## Data lines
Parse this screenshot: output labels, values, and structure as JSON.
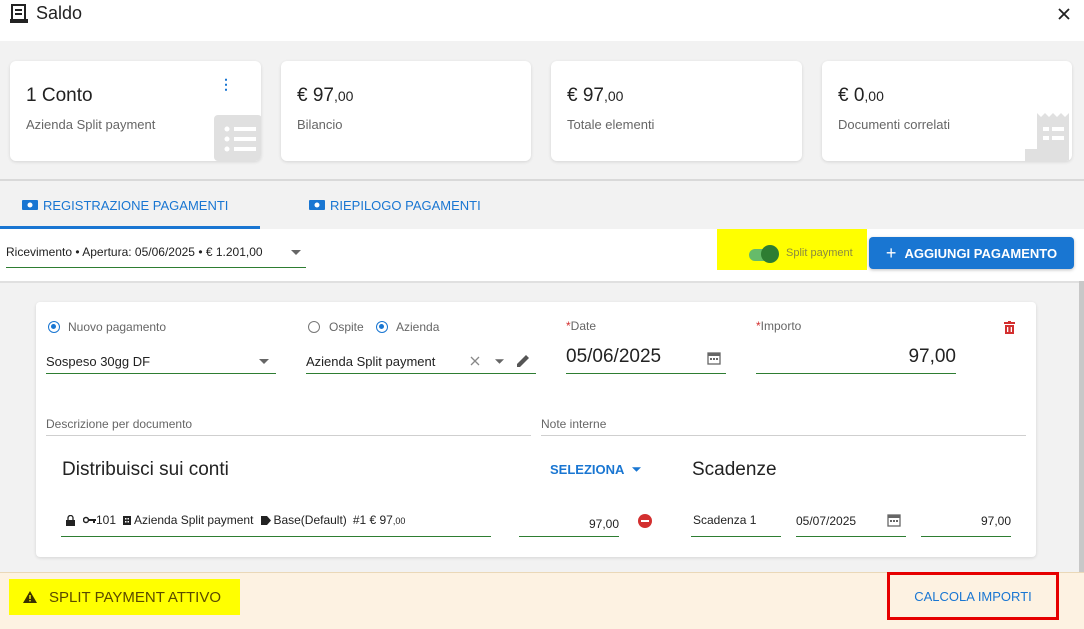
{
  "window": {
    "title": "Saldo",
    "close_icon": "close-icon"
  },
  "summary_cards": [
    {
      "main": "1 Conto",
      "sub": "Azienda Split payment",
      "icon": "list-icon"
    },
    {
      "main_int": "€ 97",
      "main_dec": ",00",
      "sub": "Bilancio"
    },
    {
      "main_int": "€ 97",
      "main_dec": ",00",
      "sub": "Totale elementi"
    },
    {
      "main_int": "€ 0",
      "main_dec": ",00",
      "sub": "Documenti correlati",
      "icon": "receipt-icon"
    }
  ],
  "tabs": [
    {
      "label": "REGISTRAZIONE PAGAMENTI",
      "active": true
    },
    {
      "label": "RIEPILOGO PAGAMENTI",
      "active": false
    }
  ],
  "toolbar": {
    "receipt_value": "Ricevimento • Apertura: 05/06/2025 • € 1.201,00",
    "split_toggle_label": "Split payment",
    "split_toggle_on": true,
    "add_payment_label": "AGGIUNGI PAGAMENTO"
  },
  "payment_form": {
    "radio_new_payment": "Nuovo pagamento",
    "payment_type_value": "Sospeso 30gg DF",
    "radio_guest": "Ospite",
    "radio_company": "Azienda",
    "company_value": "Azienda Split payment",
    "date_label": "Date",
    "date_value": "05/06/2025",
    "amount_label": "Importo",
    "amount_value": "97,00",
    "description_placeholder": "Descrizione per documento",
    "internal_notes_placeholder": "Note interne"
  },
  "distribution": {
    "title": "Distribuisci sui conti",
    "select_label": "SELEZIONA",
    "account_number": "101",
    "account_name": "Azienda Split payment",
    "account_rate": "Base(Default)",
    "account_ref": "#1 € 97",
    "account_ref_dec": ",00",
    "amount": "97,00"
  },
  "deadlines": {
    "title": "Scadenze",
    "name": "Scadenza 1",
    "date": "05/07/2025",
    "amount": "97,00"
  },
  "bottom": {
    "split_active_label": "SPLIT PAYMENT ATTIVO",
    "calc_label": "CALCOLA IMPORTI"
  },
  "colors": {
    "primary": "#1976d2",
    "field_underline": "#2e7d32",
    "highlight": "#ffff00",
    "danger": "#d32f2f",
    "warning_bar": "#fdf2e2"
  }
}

---

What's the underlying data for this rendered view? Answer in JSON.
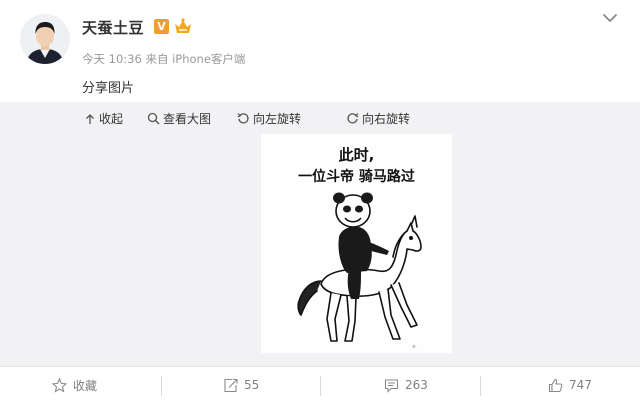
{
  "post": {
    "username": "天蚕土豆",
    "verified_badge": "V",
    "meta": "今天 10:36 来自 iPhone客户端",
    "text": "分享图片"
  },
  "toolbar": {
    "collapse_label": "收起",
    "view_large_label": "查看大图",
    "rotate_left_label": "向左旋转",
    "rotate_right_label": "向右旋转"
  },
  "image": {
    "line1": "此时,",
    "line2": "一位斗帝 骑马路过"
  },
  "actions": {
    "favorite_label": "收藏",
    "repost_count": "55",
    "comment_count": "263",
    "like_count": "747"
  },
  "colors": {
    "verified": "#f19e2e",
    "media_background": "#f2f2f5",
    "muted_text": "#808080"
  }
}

...

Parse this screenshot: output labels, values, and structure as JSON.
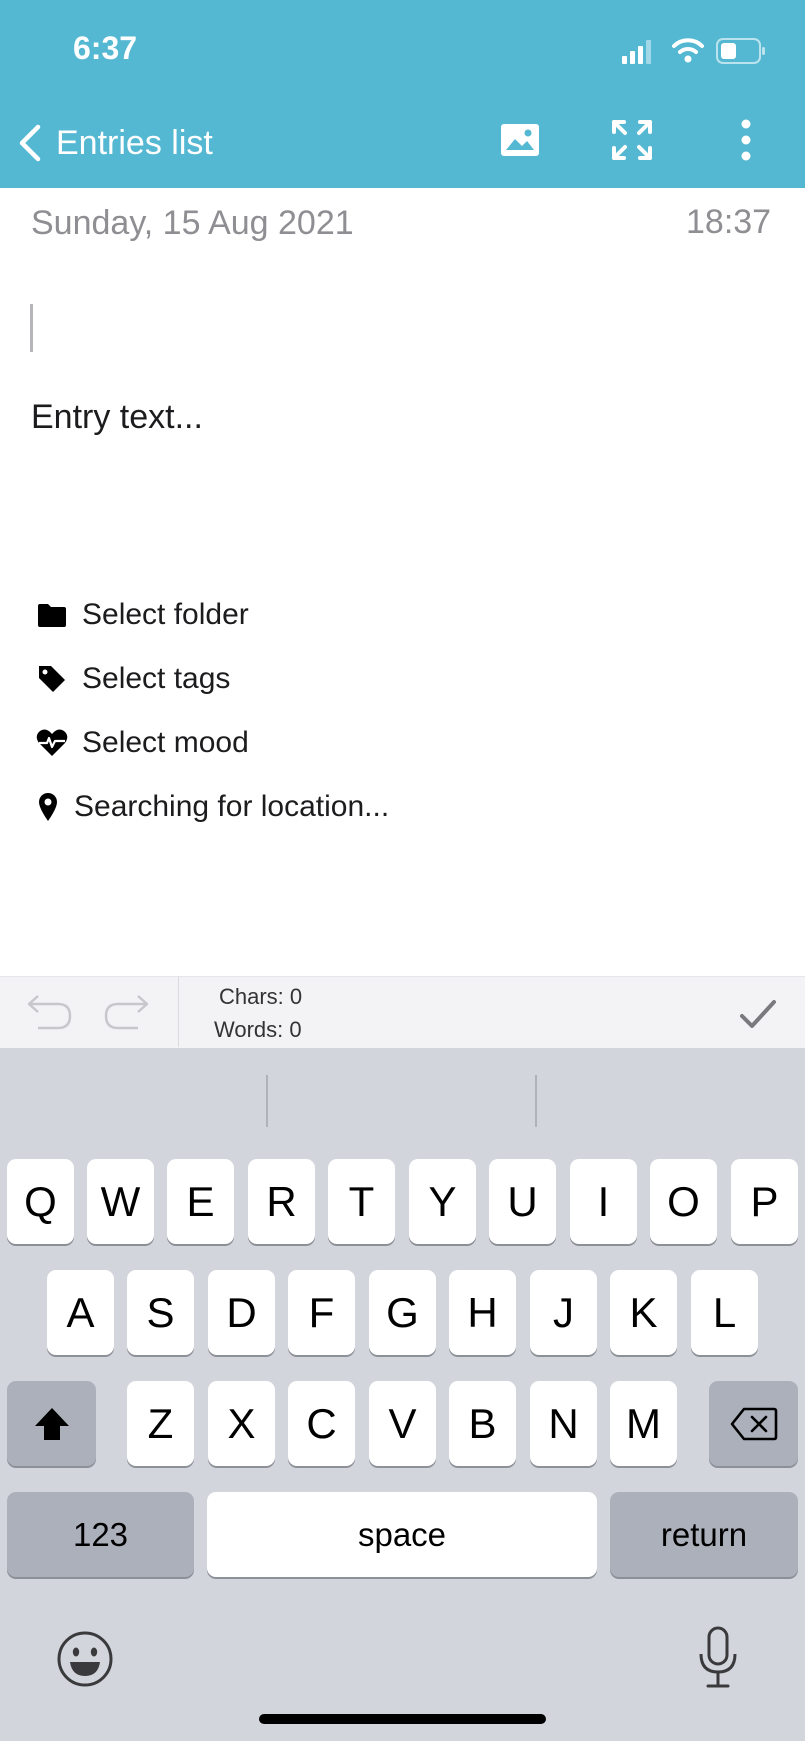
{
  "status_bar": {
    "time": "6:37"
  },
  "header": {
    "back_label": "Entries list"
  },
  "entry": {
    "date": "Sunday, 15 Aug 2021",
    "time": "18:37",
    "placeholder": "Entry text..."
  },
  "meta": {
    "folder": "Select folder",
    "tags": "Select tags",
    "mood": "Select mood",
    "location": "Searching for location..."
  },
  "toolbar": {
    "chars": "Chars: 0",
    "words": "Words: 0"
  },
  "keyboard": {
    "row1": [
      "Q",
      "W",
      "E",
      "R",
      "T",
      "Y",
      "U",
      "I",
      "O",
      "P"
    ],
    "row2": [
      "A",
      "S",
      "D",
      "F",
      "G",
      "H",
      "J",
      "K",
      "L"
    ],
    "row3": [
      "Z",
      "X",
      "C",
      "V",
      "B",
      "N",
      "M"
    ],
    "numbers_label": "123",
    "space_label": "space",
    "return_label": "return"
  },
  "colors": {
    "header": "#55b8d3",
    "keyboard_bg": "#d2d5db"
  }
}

## Request
Say how many lines in the records above hold "title", and give no other text.

## Reply to the exercise
3